- **What to produce**
Which lines in the records below contain the word "style"? Copy each of them.

[Dataset rows about figures]
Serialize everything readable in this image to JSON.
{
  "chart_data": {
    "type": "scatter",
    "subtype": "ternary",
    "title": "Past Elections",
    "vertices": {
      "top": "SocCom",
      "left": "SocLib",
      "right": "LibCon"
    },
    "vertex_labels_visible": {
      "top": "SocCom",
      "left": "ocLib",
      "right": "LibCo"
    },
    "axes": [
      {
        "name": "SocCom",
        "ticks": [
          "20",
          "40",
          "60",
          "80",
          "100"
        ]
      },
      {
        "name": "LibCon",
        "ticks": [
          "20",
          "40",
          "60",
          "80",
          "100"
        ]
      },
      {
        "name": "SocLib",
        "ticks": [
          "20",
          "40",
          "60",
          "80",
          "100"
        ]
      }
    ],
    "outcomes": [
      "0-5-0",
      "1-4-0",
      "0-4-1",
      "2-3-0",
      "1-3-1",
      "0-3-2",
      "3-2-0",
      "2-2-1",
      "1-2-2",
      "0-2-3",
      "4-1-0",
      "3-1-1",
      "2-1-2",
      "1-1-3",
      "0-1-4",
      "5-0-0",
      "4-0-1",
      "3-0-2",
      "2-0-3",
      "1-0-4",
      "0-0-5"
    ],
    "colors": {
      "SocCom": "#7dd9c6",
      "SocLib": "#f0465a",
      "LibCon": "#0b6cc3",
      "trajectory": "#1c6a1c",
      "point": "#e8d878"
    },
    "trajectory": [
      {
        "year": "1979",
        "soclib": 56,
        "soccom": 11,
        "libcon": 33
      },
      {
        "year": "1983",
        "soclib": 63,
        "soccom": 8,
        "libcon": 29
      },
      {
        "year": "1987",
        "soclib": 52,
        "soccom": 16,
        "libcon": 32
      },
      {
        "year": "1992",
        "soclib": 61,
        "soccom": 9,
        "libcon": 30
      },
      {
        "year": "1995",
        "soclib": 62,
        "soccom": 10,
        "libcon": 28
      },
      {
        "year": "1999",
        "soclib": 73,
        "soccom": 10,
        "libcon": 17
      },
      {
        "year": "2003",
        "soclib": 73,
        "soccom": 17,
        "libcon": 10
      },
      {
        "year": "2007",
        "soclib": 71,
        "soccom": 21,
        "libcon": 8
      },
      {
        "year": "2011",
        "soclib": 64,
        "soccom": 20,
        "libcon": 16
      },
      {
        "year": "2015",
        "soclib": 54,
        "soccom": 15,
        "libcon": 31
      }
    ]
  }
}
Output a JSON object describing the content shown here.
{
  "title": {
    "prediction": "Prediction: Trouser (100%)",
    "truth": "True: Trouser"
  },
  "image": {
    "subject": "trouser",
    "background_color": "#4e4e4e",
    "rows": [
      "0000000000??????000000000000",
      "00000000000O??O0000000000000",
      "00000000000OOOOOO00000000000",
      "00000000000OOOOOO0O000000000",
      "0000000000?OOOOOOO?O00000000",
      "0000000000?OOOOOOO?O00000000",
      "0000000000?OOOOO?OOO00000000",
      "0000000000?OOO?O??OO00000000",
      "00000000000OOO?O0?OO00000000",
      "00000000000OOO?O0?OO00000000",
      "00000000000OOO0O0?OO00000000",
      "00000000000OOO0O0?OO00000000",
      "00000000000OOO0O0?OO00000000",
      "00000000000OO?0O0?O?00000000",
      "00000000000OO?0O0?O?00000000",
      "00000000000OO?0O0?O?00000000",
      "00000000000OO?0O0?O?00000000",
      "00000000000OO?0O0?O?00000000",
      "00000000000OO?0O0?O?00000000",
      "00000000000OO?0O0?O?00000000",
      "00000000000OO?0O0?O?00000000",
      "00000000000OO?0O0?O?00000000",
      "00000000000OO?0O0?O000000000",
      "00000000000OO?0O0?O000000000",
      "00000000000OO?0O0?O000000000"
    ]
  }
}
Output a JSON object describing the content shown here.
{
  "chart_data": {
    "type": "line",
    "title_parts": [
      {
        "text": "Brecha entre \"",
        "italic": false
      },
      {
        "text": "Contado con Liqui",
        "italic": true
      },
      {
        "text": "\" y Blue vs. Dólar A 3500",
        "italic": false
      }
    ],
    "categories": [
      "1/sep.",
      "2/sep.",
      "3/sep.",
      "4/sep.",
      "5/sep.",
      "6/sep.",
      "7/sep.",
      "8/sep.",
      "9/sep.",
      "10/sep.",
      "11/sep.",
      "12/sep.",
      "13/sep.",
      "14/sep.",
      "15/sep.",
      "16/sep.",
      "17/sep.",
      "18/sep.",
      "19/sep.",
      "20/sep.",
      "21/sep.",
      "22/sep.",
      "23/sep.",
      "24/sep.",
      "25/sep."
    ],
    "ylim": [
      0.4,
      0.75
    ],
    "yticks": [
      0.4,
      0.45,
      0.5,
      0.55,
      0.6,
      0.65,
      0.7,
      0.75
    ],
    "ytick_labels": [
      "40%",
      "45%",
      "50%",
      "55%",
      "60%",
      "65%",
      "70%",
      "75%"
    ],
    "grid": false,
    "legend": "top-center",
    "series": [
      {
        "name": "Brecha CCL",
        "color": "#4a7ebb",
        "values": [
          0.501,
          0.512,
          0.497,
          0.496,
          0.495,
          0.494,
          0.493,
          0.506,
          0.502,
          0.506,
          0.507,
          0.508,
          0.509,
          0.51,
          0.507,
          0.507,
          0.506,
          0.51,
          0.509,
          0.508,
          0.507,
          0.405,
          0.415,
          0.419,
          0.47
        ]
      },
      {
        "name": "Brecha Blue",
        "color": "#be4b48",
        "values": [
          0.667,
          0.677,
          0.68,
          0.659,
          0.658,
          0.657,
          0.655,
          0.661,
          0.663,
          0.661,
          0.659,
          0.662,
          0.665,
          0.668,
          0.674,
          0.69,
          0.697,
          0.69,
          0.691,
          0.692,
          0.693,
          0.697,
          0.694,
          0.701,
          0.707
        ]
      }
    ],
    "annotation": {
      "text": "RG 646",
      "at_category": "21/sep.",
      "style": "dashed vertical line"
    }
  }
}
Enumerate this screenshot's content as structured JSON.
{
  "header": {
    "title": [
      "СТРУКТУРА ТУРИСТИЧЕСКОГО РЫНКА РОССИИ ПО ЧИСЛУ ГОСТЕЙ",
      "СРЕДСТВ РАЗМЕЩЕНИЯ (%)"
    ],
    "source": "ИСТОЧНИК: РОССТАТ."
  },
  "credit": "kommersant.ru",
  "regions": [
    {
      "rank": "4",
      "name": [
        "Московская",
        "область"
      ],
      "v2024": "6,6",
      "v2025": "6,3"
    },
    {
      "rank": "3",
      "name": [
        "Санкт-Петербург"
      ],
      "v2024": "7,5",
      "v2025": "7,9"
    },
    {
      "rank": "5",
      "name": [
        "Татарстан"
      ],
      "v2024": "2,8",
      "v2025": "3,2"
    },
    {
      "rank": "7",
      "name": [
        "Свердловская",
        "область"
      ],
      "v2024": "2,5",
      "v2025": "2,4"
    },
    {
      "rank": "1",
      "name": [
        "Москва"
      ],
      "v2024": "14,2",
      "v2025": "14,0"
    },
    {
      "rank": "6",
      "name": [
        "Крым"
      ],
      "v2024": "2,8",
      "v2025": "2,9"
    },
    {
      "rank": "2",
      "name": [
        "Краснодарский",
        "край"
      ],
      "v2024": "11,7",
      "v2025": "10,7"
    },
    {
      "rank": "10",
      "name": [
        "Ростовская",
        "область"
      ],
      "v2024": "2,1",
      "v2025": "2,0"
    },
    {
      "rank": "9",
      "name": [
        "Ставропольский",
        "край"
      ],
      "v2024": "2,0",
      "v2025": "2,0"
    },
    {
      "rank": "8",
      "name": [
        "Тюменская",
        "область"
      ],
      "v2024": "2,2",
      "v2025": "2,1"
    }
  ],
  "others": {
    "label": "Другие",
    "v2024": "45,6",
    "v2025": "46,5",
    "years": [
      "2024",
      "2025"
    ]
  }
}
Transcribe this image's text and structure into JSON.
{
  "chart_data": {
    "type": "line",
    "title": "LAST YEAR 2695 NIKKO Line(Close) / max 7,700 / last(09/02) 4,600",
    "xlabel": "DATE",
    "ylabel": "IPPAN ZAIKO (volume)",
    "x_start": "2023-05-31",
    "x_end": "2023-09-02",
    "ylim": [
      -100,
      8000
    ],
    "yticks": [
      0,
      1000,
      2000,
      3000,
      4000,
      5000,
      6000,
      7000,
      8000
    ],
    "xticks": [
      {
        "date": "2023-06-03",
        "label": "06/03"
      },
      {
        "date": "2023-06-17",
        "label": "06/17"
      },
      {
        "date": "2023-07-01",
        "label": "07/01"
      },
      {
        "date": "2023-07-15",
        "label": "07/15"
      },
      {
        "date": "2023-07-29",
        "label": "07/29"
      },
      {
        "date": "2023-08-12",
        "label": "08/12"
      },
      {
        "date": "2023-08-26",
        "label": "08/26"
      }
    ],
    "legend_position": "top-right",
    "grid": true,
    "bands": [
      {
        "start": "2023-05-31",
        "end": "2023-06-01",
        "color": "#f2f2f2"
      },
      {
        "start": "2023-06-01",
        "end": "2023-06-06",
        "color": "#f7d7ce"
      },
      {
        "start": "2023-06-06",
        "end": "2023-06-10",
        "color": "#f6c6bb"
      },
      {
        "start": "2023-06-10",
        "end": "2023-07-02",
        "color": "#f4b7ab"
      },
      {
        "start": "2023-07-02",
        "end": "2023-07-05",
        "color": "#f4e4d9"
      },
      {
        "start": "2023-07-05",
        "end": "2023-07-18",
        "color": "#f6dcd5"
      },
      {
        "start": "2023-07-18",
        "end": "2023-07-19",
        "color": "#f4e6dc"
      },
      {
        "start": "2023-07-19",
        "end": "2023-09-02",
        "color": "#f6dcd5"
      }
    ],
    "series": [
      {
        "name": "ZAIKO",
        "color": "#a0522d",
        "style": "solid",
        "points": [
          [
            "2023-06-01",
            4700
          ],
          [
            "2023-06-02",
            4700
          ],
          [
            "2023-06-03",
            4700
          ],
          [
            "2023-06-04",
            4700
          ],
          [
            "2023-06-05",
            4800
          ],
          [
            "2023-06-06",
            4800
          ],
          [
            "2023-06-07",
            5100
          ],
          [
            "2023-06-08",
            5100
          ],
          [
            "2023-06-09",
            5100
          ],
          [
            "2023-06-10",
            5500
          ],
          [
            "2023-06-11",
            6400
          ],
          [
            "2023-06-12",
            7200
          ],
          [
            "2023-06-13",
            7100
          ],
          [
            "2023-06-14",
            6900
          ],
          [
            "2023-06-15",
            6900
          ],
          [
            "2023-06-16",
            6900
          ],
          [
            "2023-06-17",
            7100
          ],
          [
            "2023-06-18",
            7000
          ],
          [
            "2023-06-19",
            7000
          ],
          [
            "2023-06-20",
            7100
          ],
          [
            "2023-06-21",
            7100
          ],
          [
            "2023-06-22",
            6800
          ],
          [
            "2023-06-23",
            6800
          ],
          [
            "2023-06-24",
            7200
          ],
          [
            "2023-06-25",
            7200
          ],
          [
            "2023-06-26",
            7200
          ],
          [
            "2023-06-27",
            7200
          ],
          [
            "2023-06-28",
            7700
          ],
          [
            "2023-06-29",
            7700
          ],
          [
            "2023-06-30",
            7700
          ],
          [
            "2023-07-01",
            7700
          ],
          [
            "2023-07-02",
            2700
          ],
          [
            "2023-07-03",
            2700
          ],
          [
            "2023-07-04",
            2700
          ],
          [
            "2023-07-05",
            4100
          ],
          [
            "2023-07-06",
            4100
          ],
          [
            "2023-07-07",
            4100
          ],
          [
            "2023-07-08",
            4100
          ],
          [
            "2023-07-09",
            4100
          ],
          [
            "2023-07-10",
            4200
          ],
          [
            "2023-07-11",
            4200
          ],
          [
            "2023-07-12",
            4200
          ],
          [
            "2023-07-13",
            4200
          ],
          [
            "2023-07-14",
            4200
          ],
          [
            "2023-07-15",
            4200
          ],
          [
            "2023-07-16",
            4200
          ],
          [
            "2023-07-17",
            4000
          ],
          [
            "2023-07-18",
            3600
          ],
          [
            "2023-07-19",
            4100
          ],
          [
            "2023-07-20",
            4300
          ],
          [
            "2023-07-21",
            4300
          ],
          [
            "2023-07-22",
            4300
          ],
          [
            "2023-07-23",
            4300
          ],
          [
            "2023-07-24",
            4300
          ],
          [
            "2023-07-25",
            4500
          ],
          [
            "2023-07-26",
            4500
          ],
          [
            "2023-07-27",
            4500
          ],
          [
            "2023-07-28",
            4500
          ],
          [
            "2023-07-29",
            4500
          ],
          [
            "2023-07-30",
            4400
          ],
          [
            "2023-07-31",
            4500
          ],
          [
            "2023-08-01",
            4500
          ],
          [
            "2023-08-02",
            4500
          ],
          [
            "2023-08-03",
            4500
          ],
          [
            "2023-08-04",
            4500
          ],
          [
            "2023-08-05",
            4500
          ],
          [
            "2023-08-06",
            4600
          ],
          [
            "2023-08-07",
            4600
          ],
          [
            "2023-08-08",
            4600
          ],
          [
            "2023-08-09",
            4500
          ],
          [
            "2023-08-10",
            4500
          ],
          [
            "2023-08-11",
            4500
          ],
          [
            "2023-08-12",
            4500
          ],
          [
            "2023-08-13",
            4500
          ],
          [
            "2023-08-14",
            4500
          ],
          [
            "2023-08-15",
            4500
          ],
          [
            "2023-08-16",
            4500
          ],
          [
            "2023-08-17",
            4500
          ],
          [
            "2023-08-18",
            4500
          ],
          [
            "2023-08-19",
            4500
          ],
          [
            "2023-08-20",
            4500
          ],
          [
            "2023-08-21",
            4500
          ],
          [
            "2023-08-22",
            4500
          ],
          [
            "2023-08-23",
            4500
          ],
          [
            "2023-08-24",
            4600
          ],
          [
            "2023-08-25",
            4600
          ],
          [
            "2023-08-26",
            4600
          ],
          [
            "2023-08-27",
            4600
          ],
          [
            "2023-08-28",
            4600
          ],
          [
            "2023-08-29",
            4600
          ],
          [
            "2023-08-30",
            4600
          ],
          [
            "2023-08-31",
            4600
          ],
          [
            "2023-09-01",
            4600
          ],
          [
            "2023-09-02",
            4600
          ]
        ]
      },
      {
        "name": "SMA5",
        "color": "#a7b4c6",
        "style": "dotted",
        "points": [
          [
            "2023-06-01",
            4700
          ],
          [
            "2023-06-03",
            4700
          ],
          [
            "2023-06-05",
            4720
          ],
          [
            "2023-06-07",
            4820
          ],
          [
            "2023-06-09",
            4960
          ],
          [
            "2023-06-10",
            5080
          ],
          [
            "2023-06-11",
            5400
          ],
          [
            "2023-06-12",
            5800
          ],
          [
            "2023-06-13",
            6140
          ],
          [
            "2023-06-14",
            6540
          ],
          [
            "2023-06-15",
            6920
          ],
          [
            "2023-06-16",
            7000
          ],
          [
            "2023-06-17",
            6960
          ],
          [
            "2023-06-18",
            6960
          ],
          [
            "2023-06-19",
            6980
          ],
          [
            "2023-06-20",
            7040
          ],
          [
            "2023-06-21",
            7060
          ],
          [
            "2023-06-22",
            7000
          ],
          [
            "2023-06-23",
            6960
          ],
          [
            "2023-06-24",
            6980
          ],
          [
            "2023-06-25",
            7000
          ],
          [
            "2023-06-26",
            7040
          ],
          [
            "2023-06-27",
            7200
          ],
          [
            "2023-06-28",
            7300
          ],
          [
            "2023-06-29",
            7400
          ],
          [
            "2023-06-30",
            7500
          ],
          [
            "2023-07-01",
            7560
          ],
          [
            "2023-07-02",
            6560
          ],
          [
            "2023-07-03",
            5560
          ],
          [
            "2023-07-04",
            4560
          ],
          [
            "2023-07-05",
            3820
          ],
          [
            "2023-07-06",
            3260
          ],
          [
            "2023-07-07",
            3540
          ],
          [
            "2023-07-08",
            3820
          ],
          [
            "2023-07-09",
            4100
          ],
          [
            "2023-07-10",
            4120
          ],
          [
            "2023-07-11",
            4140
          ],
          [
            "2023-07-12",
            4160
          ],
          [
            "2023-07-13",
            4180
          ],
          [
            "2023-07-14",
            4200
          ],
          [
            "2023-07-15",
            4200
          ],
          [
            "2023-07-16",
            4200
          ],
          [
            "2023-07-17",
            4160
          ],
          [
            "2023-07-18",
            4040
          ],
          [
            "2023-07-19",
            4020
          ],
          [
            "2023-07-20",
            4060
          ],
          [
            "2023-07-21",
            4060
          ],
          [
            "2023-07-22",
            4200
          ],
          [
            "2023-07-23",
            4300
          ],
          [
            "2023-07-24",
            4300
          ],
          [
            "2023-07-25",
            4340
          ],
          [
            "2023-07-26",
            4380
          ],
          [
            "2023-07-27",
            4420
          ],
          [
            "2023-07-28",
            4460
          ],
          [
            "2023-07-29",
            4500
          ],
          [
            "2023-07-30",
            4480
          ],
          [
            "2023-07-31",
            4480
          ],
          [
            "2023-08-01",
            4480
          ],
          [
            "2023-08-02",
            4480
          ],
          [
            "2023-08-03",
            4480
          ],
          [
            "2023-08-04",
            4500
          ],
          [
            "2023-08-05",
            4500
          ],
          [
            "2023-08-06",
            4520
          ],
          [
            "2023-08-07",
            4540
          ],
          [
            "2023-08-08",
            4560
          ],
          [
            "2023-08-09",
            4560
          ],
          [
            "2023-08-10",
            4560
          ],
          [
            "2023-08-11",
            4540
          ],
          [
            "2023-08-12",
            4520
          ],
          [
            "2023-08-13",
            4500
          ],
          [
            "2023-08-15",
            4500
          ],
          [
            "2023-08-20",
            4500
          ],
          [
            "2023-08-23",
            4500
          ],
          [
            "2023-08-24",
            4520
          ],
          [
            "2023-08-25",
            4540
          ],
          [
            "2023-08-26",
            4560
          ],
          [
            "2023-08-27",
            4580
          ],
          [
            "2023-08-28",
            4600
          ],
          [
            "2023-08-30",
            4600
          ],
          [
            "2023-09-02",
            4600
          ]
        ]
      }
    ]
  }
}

- **Solution for this task**
      "style": "dashed vertical line"
        "style": "solid",
        "style": "dotted",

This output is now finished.